Extracts from a graphics dataset:
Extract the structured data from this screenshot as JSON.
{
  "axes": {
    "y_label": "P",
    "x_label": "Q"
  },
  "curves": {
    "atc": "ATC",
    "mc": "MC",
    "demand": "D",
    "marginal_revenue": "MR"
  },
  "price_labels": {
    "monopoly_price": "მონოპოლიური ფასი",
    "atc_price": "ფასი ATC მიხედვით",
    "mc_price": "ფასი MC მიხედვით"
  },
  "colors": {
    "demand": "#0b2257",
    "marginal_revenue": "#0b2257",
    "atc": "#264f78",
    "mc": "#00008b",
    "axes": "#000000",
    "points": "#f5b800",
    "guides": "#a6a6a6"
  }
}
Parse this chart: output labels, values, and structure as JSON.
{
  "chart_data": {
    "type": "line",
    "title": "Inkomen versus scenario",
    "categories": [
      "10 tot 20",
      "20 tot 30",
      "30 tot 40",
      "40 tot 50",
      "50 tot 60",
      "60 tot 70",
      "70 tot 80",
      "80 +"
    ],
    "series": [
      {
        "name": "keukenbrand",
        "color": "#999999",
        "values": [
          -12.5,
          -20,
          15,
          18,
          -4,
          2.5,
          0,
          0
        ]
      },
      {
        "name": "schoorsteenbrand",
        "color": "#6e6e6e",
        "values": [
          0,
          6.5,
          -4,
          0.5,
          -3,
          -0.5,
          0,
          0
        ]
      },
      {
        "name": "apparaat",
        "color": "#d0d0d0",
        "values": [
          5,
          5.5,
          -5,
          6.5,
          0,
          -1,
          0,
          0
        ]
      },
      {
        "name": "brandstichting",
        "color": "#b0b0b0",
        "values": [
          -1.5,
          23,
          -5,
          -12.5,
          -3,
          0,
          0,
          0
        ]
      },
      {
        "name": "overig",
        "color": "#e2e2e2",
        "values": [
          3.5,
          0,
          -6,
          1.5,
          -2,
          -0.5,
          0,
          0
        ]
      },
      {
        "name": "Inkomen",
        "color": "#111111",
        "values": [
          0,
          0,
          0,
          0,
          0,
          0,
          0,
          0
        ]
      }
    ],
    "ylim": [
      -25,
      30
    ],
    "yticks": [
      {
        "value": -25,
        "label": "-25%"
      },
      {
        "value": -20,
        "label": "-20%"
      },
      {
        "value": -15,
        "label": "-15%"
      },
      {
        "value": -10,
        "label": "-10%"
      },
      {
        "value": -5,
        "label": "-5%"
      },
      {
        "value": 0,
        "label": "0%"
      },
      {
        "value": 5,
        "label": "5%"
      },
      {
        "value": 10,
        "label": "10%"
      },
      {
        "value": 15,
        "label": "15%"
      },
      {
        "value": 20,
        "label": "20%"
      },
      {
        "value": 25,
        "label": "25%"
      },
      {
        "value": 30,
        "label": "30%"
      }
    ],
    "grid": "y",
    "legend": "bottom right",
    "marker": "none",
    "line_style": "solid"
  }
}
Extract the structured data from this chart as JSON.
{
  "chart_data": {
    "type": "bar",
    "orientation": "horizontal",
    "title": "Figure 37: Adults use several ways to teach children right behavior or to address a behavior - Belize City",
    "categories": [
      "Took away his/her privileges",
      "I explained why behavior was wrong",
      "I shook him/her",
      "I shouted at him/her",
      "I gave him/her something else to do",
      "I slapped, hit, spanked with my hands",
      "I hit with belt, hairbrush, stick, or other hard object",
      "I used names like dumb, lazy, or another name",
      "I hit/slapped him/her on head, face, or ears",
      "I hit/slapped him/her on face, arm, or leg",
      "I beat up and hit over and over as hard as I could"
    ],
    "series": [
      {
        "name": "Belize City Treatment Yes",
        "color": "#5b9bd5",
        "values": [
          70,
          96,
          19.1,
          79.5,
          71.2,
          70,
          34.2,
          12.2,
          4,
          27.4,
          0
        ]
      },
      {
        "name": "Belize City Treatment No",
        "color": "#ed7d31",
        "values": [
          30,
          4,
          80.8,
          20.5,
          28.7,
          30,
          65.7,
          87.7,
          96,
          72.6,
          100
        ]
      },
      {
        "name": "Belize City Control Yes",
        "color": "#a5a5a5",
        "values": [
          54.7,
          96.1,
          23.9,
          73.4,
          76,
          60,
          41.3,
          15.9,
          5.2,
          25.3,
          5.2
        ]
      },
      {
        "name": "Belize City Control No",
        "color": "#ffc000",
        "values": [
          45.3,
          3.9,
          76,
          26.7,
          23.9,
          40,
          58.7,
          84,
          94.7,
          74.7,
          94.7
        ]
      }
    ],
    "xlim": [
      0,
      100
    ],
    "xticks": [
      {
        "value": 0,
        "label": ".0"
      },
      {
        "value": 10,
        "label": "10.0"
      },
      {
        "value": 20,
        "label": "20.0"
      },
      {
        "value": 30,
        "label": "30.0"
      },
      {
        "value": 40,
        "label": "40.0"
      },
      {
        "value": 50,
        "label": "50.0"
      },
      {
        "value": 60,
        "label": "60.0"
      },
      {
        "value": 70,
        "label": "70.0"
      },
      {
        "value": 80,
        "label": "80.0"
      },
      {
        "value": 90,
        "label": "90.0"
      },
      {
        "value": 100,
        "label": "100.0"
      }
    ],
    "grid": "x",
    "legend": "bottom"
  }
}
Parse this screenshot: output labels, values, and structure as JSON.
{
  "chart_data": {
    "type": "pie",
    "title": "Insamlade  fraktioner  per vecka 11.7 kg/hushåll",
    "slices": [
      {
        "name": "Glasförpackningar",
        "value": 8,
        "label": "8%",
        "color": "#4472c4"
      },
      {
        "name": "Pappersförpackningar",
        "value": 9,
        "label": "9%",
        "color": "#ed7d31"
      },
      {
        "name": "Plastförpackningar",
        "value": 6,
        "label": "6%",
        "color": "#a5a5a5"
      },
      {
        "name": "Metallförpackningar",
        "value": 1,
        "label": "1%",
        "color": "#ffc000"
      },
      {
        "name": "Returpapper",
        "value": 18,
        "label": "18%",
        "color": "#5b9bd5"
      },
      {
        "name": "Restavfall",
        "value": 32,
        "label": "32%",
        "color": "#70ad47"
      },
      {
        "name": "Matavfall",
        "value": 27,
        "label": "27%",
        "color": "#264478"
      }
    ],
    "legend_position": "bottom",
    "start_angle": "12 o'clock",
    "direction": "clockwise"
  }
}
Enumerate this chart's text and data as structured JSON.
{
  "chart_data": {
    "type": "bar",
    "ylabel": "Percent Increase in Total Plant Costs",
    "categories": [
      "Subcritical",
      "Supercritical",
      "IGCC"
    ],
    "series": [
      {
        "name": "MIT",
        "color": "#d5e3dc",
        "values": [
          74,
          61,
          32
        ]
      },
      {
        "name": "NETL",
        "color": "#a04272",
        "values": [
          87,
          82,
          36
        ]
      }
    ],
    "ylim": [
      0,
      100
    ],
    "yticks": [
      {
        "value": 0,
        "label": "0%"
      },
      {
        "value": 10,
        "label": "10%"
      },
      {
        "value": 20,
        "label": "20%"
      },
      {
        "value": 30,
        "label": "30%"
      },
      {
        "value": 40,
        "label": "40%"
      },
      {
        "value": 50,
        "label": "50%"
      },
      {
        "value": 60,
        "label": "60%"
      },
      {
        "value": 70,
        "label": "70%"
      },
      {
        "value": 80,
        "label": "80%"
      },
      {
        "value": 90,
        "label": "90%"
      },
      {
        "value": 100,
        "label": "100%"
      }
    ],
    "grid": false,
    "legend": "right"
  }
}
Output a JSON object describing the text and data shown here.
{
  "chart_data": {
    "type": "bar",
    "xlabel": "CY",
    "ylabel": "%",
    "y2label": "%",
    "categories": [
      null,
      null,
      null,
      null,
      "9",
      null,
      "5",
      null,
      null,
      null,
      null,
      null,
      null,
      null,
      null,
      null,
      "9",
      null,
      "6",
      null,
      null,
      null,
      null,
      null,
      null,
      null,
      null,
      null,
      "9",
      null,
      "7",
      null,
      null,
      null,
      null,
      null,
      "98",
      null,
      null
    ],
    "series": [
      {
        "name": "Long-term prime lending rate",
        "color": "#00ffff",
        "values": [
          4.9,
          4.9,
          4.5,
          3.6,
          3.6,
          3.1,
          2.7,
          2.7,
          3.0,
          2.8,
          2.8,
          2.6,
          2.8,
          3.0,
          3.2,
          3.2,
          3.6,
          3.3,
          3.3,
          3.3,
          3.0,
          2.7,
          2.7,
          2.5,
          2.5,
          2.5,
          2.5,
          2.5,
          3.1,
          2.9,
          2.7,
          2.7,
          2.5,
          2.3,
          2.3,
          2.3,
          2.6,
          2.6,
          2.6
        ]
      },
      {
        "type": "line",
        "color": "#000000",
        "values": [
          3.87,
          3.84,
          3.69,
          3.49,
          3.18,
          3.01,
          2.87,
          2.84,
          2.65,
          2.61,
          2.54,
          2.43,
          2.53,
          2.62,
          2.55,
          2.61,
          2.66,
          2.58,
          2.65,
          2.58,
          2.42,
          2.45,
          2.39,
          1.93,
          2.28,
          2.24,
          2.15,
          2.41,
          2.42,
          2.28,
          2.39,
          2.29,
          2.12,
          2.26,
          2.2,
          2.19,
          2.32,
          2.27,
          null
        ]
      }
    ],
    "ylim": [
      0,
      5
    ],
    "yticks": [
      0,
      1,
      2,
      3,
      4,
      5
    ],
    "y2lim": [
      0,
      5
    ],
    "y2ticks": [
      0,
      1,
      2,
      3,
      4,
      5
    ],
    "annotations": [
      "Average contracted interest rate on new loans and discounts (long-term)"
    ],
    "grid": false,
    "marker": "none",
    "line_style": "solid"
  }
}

→ **Do this**
Look above for every line with the word "object" and copy it.

→ **Solution to this task**
      "I hit with belt, hairbrush, stick, or other hard object",
Output a JSON object describing the text and data shown here.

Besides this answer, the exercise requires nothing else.